→ Provided material
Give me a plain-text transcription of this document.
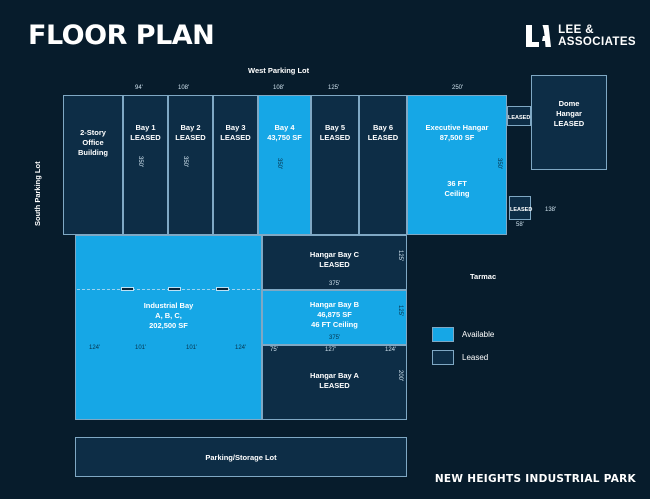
FLOOR PLAN	LEE &
ASSOCIATES
West Parking Lot
South Parking Lot
Tarmac
94'	108'	108'	125'	250'
2-Story
Office
Building
Bay 1
LEASED
350'
Bay 2
LEASED
350'
Bay 3
LEASED
Bay 4
43,750 SF
350'
Bay 5
LEASED
Bay 6
LEASED
Executive Hangar
87,500 SF
36 FT
Ceiling
350'
LEASED
LEASED 138'
58'
Dome
Hangar
LEASED
Industrial Bay
A, B, C,
202,500 SF
124'	101'	101'	124'
Hangar Bay C
LEASED
125'
375'
Hangar Bay B
46,875 SF
46 FT Ceiling
125'
375'
Hangar Bay A
LEASED
200'
75'	127'	124'
Available
Leased
Parking/Storage Lot
NEW HEIGHTS INDUSTRIAL PARK
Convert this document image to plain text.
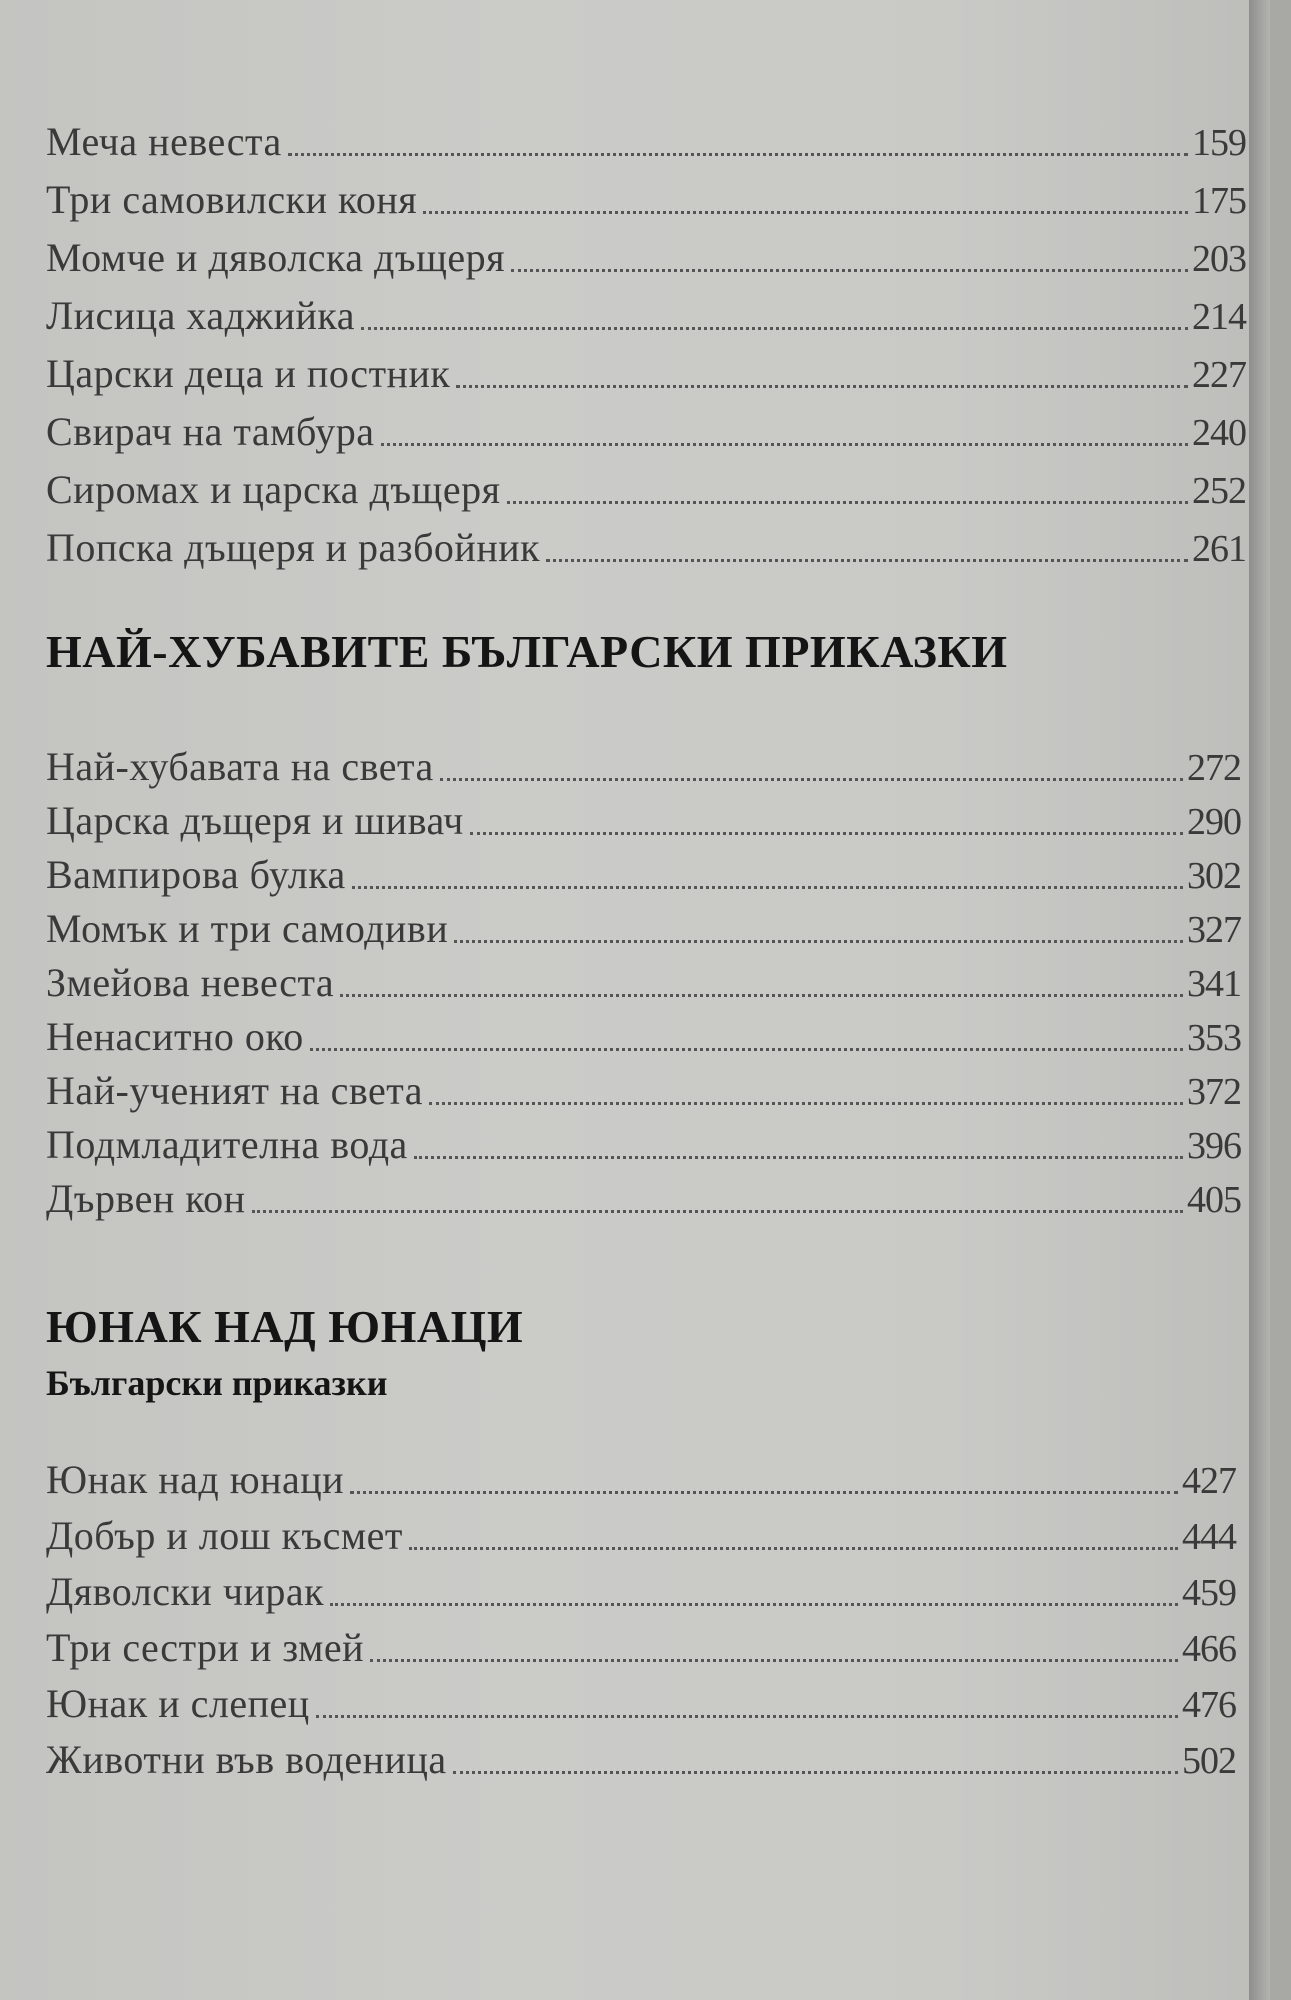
Меча невеста	159
Три самовилски коня	175
Момче и дяволска дъщеря	203
Лисица хаджийка	214
Царски деца и постник	227
Свирач на тамбура	240
Сиромах и царска дъщеря	252
Попска дъщеря и разбойник	261
НАЙ-ХУБАВИТЕ БЪЛГАРСКИ ПРИКАЗКИ
Най-хубавата на света	272
Царска дъщеря и шивач	290
Вампирова булка	302
Момък и три самодиви	327
Змейова невеста	341
Ненаситно око	353
Най-ученият на света	372
Подмладителна вода	396
Дървен кон	405
ЮНАК НАД ЮНАЦИ
Български приказки
Юнак над юнаци	427
Добър и лош късмет	444
Дяволски чирак	459
Три сестри и змей	466
Юнак и слепец	476
Животни във воденица	502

→ Set exercise
Retype, word for word, only the lines from the line with "Convert this document image to plain text." to the final line of the listing above; the pictures do not belong in the copy.

→ Solved problem
Convert this document image to plain text.
Меча невеста	159
Три самовилски коня	175
Момче и дяволска дъщеря	203
Лисица хаджийка	214
Царски деца и постник	227
Свирач на тамбура	240
Сиромах и царска дъщеря	252
Попска дъщеря и разбойник	261
НАЙ-ХУБАВИТЕ БЪЛГАРСКИ ПРИКАЗКИ
Най-хубавата на света	272
Царска дъщеря и шивач	290
Вампирова булка	302
Момък и три самодиви	327
Змейова невеста	341
Ненаситно око	353
Най-ученият на света	372
Подмладителна вода	396
Дървен кон	405
ЮНАК НАД ЮНАЦИ
Български приказки
Юнак над юнаци	427
Добър и лош късмет	444
Дяволски чирак	459
Три сестри и змей	466
Юнак и слепец	476
Животни във воденица	502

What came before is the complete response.